Exercise: Type out the data exactly as given. Skip any image.

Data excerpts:
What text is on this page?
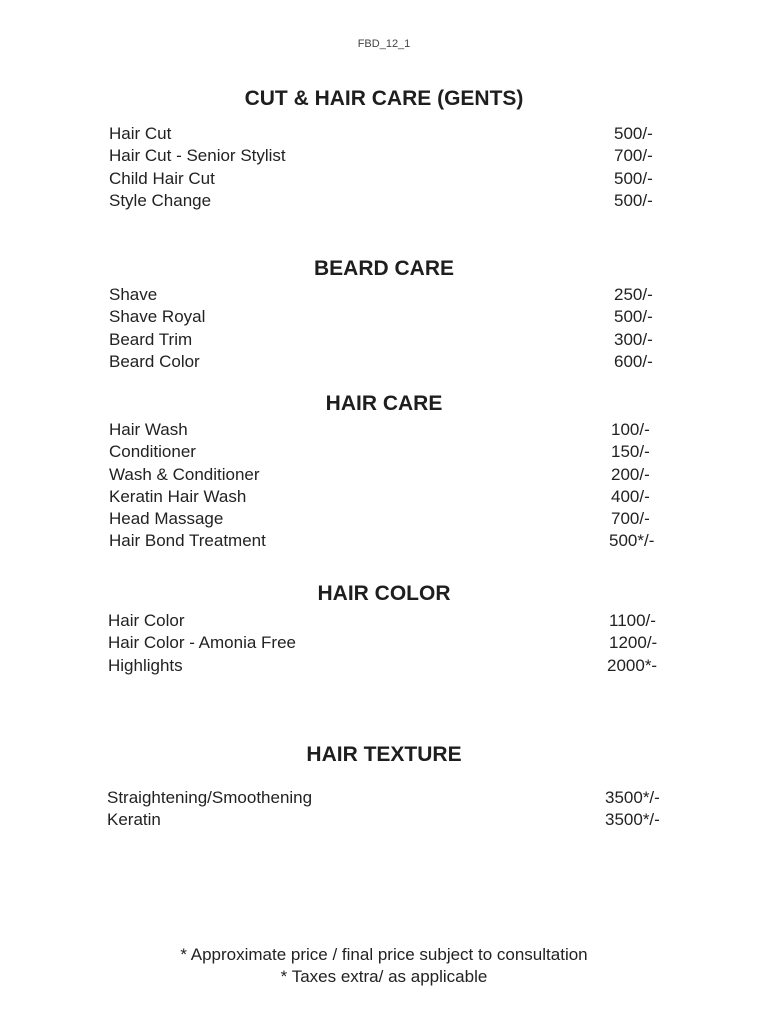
FBD_12_1
CUT & HAIR CARE (GENTS)
Hair Cut	500/-
Hair Cut - Senior Stylist	700/-
Child Hair Cut	500/-
Style Change	500/-
BEARD CARE
Shave	250/-
Shave Royal	500/-
Beard Trim	300/-
Beard Color	600/-
HAIR CARE
Hair Wash	100/-
Conditioner	150/-
Wash & Conditioner	200/-
Keratin Hair Wash	400/-
Head Massage	700/-
Hair Bond Treatment	500*/-
HAIR COLOR
Hair Color	1100/-
Hair Color - Amonia Free	1200/-
Highlights	2000*-
HAIR TEXTURE
Straightening/Smoothening	3500*/-
Keratin	3500*/-
* Approximate price / final price subject to consultation
* Taxes extra/ as applicable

Answer to the exercise:
What text is on this page?
FBD_12_1
CUT & HAIR CARE (GENTS)
Hair Cut	500/-
Hair Cut - Senior Stylist	700/-
Child Hair Cut	500/-
Style Change	500/-
BEARD CARE
Shave	250/-
Shave Royal	500/-
Beard Trim	300/-
Beard Color	600/-
HAIR CARE
Hair Wash	100/-
Conditioner	150/-
Wash & Conditioner	200/-
Keratin Hair Wash	400/-
Head Massage	700/-
Hair Bond Treatment	500*/-
HAIR COLOR
Hair Color	1100/-
Hair Color - Amonia Free	1200/-
Highlights	2000*-
HAIR TEXTURE
Straightening/Smoothening	3500*/-
Keratin	3500*/-
* Approximate price / final price subject to consultation
* Taxes extra/ as applicable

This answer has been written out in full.